■ **EXERCISE DESCRIPTION**:
Rewrite the stretch of lines from the start through the line containing "potential card: rice: 7 [750,420,758,437]", changing every "donut" to "ring chart" and leaving everything else as it is.

====

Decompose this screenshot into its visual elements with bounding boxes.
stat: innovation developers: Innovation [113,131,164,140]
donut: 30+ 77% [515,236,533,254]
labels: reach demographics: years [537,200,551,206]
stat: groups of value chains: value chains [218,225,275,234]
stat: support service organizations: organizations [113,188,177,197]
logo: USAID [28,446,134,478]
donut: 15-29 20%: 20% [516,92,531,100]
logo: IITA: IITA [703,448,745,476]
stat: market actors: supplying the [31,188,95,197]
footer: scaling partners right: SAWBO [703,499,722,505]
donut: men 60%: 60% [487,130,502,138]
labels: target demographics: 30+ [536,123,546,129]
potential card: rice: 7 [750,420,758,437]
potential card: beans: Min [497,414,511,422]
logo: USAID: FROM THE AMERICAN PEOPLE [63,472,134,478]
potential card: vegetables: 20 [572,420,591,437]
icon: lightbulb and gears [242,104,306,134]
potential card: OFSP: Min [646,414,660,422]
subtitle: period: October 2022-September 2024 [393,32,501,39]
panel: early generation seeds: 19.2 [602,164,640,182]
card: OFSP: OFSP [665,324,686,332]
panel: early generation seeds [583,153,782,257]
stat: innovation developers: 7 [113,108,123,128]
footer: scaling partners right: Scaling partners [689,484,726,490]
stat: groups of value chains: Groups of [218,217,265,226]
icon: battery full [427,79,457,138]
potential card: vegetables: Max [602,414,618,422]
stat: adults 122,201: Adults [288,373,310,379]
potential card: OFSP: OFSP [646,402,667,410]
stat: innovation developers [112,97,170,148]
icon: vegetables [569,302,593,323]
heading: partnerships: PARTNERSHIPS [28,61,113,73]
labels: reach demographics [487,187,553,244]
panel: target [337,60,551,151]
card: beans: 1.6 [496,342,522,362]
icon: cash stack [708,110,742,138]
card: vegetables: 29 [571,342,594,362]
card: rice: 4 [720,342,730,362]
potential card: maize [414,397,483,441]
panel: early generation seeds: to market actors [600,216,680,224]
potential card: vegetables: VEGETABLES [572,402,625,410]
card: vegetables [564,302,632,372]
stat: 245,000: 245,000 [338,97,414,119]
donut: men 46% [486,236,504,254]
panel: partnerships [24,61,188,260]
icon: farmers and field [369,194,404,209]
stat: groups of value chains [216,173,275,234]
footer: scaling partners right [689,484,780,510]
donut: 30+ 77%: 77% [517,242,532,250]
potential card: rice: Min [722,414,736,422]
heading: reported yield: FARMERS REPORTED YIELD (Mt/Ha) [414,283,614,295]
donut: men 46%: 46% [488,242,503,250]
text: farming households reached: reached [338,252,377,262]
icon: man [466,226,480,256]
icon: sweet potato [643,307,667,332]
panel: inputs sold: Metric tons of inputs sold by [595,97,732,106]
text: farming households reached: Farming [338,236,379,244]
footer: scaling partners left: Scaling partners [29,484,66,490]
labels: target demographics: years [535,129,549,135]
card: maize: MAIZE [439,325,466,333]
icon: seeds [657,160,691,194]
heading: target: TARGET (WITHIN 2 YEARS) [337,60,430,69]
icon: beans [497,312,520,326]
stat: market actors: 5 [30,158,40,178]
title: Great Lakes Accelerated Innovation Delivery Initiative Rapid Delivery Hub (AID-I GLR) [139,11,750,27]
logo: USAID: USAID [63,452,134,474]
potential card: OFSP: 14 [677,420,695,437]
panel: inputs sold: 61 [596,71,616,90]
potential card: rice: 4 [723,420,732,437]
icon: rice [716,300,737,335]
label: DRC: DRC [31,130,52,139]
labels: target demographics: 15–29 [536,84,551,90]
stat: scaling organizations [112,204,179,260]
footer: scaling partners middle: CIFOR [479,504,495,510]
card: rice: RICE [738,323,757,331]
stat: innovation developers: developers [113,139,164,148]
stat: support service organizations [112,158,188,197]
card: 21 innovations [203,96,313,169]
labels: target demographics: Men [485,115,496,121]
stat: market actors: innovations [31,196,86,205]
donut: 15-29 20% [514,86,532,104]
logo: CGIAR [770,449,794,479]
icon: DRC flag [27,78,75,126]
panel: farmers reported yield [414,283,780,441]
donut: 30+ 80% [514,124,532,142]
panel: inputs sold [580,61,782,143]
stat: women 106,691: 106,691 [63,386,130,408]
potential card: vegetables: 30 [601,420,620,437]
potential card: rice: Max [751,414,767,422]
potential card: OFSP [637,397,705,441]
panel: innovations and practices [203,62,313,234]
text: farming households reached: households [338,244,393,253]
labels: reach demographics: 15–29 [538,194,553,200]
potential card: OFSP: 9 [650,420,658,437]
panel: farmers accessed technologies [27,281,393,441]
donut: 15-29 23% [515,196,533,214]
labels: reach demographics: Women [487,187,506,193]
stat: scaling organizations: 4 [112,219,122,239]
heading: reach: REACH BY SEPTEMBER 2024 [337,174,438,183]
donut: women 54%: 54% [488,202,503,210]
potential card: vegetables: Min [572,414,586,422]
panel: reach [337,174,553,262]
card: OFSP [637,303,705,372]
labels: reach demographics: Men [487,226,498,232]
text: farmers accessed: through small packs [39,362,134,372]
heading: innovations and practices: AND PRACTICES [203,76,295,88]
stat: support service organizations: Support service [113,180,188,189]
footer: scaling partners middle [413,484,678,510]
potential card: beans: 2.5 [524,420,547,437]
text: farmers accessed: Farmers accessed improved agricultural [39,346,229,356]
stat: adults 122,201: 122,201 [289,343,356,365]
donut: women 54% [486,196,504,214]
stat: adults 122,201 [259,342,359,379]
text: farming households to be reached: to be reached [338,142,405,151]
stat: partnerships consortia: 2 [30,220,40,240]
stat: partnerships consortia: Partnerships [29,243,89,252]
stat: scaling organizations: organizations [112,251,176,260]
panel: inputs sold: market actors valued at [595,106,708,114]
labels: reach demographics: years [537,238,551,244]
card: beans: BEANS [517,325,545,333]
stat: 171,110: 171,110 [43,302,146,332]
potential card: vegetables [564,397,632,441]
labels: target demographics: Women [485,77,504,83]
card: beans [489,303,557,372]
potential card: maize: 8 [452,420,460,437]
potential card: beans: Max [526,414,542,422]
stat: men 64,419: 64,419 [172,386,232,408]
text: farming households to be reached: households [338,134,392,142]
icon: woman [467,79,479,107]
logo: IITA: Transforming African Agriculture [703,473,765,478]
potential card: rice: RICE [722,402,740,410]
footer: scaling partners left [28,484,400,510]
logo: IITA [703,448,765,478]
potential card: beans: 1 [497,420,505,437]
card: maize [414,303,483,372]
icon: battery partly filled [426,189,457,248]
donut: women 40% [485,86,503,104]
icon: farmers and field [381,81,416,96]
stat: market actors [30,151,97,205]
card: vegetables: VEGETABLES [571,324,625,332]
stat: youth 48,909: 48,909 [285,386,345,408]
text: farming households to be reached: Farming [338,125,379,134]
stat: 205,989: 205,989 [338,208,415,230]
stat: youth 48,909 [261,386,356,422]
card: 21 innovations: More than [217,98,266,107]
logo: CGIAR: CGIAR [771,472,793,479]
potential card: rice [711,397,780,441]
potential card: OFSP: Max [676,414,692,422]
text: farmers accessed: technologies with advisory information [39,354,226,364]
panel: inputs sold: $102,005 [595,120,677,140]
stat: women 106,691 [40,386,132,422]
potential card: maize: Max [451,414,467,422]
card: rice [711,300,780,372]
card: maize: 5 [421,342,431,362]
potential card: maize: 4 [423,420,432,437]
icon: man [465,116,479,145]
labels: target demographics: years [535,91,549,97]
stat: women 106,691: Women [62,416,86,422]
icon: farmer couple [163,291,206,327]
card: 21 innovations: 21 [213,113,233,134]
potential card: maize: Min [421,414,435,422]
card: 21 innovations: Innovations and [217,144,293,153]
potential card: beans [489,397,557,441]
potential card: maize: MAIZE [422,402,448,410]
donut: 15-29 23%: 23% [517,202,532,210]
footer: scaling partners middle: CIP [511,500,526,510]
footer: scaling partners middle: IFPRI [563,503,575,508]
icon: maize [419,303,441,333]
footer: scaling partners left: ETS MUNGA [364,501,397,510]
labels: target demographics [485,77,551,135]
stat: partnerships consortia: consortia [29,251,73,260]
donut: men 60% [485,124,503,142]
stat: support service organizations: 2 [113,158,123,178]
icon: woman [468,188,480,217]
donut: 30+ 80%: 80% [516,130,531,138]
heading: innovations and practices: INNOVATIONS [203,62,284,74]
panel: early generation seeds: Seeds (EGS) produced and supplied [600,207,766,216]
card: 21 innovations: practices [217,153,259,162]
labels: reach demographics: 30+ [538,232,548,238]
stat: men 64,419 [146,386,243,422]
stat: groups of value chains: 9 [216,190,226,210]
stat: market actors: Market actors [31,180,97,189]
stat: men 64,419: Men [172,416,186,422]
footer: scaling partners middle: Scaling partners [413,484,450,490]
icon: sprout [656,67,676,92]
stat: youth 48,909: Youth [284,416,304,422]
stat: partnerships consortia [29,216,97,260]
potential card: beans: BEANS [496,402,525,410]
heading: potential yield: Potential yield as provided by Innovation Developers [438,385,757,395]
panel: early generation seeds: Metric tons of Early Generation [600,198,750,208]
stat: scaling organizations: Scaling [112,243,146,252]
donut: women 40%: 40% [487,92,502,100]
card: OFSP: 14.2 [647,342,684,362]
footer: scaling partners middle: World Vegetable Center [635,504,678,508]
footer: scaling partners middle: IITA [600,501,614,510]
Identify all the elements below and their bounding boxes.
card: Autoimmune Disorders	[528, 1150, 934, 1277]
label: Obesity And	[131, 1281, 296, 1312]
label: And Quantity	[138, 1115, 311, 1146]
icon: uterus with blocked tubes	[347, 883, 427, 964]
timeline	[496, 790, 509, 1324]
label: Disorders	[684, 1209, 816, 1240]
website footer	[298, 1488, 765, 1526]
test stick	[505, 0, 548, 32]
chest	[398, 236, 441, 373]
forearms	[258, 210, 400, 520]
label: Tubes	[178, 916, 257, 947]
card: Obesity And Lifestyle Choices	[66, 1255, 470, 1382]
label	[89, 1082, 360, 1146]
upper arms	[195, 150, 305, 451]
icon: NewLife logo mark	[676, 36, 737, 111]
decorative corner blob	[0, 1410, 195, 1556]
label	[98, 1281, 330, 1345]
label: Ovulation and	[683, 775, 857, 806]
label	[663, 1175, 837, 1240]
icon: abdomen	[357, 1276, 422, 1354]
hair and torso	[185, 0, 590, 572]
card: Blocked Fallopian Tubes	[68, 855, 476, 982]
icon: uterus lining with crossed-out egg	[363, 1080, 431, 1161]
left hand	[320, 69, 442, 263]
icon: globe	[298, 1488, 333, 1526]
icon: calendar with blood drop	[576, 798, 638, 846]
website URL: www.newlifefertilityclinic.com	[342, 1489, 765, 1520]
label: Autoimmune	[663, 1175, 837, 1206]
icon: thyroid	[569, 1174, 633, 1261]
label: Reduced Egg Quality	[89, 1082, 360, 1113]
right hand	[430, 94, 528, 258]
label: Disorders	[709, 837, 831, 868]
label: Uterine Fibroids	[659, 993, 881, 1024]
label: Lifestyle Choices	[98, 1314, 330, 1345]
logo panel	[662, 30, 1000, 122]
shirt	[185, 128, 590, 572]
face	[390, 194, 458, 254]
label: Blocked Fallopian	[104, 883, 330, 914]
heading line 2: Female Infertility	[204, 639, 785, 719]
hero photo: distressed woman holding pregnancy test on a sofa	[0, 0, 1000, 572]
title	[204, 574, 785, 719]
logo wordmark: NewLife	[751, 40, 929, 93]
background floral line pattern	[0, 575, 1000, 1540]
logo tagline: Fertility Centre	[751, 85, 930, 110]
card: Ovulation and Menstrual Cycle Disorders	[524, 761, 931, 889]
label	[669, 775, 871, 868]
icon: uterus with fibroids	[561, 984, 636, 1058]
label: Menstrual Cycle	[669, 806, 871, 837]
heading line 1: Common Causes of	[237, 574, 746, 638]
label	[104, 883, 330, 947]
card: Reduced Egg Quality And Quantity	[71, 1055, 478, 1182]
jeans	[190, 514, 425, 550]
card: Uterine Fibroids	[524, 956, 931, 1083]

====

■ **SOLUTION TO THIS EXERCISE**:
Decompose this screenshot into its visual elements with bounding boxes.
stat: innovation developers: Innovation [113,131,164,140]
ring chart: 30+ 77% [515,236,533,254]
labels: reach demographics: years [537,200,551,206]
stat: groups of value chains: value chains [218,225,275,234]
stat: support service organizations: organizations [113,188,177,197]
logo: USAID [28,446,134,478]
ring chart: 15-29 20%: 20% [516,92,531,100]
logo: IITA: IITA [703,448,745,476]
stat: market actors: supplying the [31,188,95,197]
footer: scaling partners right: SAWBO [703,499,722,505]
ring chart: men 60%: 60% [487,130,502,138]
labels: target demographics: 30+ [536,123,546,129]
potential card: rice: 7 [750,420,758,437]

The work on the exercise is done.